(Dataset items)
++++++
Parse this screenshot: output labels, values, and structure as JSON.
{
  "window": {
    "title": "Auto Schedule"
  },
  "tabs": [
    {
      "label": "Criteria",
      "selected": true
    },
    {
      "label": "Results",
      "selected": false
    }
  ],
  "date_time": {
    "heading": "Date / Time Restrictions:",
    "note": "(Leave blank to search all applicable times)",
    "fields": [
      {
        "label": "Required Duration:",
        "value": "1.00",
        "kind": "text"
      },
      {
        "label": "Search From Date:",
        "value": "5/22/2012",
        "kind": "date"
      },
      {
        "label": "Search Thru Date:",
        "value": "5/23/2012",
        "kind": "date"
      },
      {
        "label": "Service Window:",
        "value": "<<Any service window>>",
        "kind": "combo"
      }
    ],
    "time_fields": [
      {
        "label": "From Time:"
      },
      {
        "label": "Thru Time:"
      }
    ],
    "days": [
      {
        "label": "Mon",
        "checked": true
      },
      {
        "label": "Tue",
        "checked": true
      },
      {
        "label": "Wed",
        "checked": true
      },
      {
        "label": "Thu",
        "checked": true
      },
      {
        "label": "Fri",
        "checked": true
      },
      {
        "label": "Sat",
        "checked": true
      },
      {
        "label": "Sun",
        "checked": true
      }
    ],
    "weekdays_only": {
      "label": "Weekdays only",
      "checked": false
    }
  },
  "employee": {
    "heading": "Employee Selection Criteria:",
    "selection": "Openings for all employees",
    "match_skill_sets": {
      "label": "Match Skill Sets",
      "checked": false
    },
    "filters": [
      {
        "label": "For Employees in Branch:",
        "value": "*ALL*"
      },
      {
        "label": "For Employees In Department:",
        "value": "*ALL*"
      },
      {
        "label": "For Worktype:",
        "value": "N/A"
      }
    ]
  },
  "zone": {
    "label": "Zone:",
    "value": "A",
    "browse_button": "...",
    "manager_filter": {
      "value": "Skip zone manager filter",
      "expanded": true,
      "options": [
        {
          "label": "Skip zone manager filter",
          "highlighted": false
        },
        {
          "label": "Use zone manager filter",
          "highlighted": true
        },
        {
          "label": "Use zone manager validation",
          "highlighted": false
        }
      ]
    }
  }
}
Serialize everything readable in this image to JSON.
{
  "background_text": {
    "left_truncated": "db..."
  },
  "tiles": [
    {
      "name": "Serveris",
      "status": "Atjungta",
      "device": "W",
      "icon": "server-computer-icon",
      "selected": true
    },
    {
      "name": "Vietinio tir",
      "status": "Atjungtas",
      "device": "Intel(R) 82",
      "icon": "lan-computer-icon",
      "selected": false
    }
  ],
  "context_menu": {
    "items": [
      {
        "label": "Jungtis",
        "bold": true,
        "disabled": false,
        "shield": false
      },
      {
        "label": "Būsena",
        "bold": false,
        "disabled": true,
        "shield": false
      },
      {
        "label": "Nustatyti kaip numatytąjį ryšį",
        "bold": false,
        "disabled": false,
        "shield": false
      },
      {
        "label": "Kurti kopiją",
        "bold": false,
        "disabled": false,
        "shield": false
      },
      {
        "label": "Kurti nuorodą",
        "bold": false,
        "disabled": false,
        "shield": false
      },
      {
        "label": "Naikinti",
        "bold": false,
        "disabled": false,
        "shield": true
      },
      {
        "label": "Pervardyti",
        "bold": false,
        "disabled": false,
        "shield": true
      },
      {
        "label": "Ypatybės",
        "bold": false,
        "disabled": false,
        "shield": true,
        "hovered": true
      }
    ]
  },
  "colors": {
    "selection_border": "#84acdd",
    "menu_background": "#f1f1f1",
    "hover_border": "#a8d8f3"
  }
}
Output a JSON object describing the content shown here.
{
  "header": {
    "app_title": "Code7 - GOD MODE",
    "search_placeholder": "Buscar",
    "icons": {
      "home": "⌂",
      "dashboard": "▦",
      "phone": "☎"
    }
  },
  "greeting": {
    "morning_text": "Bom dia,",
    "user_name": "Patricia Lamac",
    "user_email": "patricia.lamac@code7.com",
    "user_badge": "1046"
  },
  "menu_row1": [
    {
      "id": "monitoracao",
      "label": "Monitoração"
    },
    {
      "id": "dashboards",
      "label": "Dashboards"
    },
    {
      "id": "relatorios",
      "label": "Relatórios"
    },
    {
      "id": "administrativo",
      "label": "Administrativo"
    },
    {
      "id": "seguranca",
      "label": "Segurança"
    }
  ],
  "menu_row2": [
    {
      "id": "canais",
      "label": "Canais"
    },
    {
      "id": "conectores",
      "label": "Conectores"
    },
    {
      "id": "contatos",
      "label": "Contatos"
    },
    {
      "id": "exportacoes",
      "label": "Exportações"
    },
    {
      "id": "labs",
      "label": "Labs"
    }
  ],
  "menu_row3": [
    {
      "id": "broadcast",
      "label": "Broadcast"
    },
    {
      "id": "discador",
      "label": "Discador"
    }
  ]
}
++++++
» **The task**: Go through the data above and find the lines with the word "this". Copy each of those lines.

» **Answer to the exercise**:
Parse this screenshot: output labels, values, and structure as JSON.
Serialize everything readable in this image to JSON.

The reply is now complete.